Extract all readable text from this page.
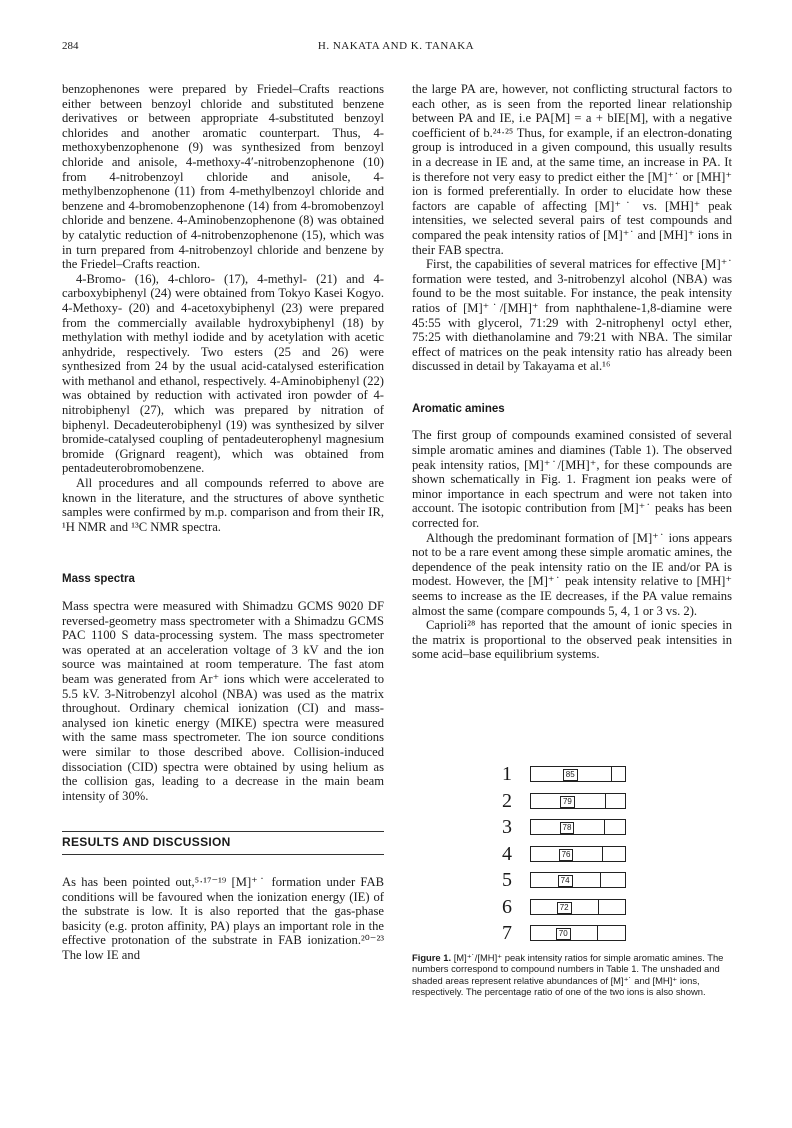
284	H. NAKATA AND K. TANAKA

benzophenones were prepared by Friedel–Crafts reactions either between benzoyl chloride and substituted benzene derivatives or between appropriate 4-substituted benzoyl chlorides and another aromatic counterpart. Thus, 4-methoxybenzophenone (9) was synthesized from benzoyl chloride and anisole, 4-methoxy-4′-nitrobenzophenone (10) from 4-nitrobenzoyl chloride and anisole, 4-methylbenzophenone (11) from 4-methylbenzoyl chloride and benzene and 4-bromobenzophenone (14) from 4-bromobenzoyl chloride and benzene. 4-Aminobenzophenone (8) was obtained by catalytic reduction of 4-nitrobenzophenone (15), which was in turn prepared from 4-nitrobenzoyl chloride and benzene by the Friedel–Crafts reaction.

4-Bromo- (16), 4-chloro- (17), 4-methyl- (21) and 4-carboxybiphenyl (24) were obtained from Tokyo Kasei Kogyo. 4-Methoxy- (20) and 4-acetoxybiphenyl (23) were prepared from the commercially available hydroxybiphenyl (18) by methylation with methyl iodide and by acetylation with acetic anhydride, respectively. Two esters (25 and 26) were synthesized from 24 by the usual acid-catalysed esterification with methanol and ethanol, respectively. 4-Aminobiphenyl (22) was obtained by reduction with activated iron powder of 4-nitrobiphenyl (27), which was prepared by nitration of biphenyl. Decadeuterobiphenyl (19) was synthesized by silver bromide-catalysed coupling of pentadeuterophenyl magnesium bromide (Grignard reagent), which was obtained from pentadeuterobromobenzene.

All procedures and all compounds referred to above are known in the literature, and the structures of above synthetic samples were confirmed by m.p. comparison and from their IR, ¹H NMR and ¹³C NMR spectra.

Mass spectra

Mass spectra were measured with Shimadzu GCMS 9020 DF reversed-geometry mass spectrometer with a Shimadzu GCMS PAC 1100 S data-processing system. The mass spectrometer was operated at an acceleration voltage of 3 kV and the ion source was maintained at room temperature. The fast atom beam was generated from Ar⁺ ions which were accelerated to 5.5 kV. 3-Nitrobenzyl alcohol (NBA) was used as the matrix throughout. Ordinary chemical ionization (CI) and mass-analysed ion kinetic energy (MIKE) spectra were measured with the same mass spectrometer. The ion source conditions were similar to those described above. Collision-induced dissociation (CID) spectra were obtained by using helium as the collision gas, leading to a decrease in the main beam intensity of 30%.

RESULTS AND DISCUSSION

As has been pointed out,⁵·¹⁷⁻¹⁹ [M]⁺˙ formation under FAB conditions will be favoured when the ionization energy (IE) of the substrate is low. It is also reported that the gas-phase basicity (e.g. proton affinity, PA) plays an important role in the effective protonation of the substrate in FAB ionization.²⁰⁻²³ The low IE and

the large PA are, however, not conflicting structural factors to each other, as is seen from the reported linear relationship between PA and IE, i.e PA[M] = a + bIE[M], with a negative coefficient of b.²⁴·²⁵ Thus, for example, if an electron-donating group is introduced in a given compound, this usually results in a decrease in IE and, at the same time, an increase in PA. It is therefore not very easy to predict either the [M]⁺˙ or [MH]⁺ ion is formed preferentially. In order to elucidate how these factors are capable of affecting [M]⁺˙ vs. [MH]⁺ peak intensities, we selected several pairs of test compounds and compared the peak intensity ratios of [M]⁺˙ and [MH]⁺ ions in their FAB spectra.

First, the capabilities of several matrices for effective [M]⁺˙ formation were tested, and 3-nitrobenzyl alcohol (NBA) was found to be the most suitable. For instance, the peak intensity ratios of [M]⁺˙/[MH]⁺ from naphthalene-1,8-diamine were 45:55 with glycerol, 71:29 with 2-nitrophenyl octyl ether, 75:25 with diethanolamine and 79:21 with NBA. The similar effect of matrices on the peak intensity ratio has already been discussed in detail by Takayama et al.¹⁶

Aromatic amines

The first group of compounds examined consisted of several simple aromatic amines and diamines (Table 1). The observed peak intensity ratios, [M]⁺˙/[MH]⁺, for these compounds are shown schematically in Fig. 1. Fragment ion peaks were of minor importance in each spectrum and were not taken into account. The isotopic contribution from [M]⁺˙ peaks has been corrected for.

Although the predominant formation of [M]⁺˙ ions appears not to be a rare event among these simple aromatic amines, the dependence of the peak intensity ratio on the IE and/or PA is modest. However, the [M]⁺˙ peak intensity relative to [MH]⁺ seems to increase as the IE decreases, if the PA value remains almost the same (compare compounds 5, 4, 1 or 3 vs. 2).

Caprioli²⁸ has reported that the amount of ionic species in the matrix is proportional to the observed peak intensities in some acid–base equilibrium systems.

1	85
2	79
3	78
4	76
5	74
6	72
7	70
Figure 1. [M]⁺˙/[MH]⁺ peak intensity ratios for simple aromatic amines. The numbers correspond to compound numbers in Table 1. The unshaded and shaded areas represent relative abundances of [M]⁺˙ and [MH]⁺ ions, respectively. The percentage ratio of one of the two ions is also shown.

+---+

▸ **BRIEF**
Look through the material above. Copy each line where the word "matrix" appears.

▸ **FINAL RESULT**
Mass spectra were measured with Shimadzu GCMS 9020 DF reversed-geometry mass spectrometer with a Shimadzu GCMS PAC 1100 S data-processing system. The mass spectrometer was operated at an acceleration voltage of 3 kV and the ion source was maintained at room temperature. The fast atom beam was generated from Ar⁺ ions which were accelerated to 5.5 kV. 3-Nitrobenzyl alcohol (NBA) was used as the matrix throughout. Ordinary chemical ionization (CI) and mass-analysed ion kinetic energy (MIKE) spectra were measured with the same mass spectrometer. The ion source conditions were similar to those described above. Collision-induced dissociation (CID) spectra were obtained by using helium as the collision gas, leading to a decrease in the main beam intensity of 30%.
Caprioli²⁸ has reported that the amount of ionic species in the matrix is proportional to the observed peak intensities in some acid–base equilibrium systems.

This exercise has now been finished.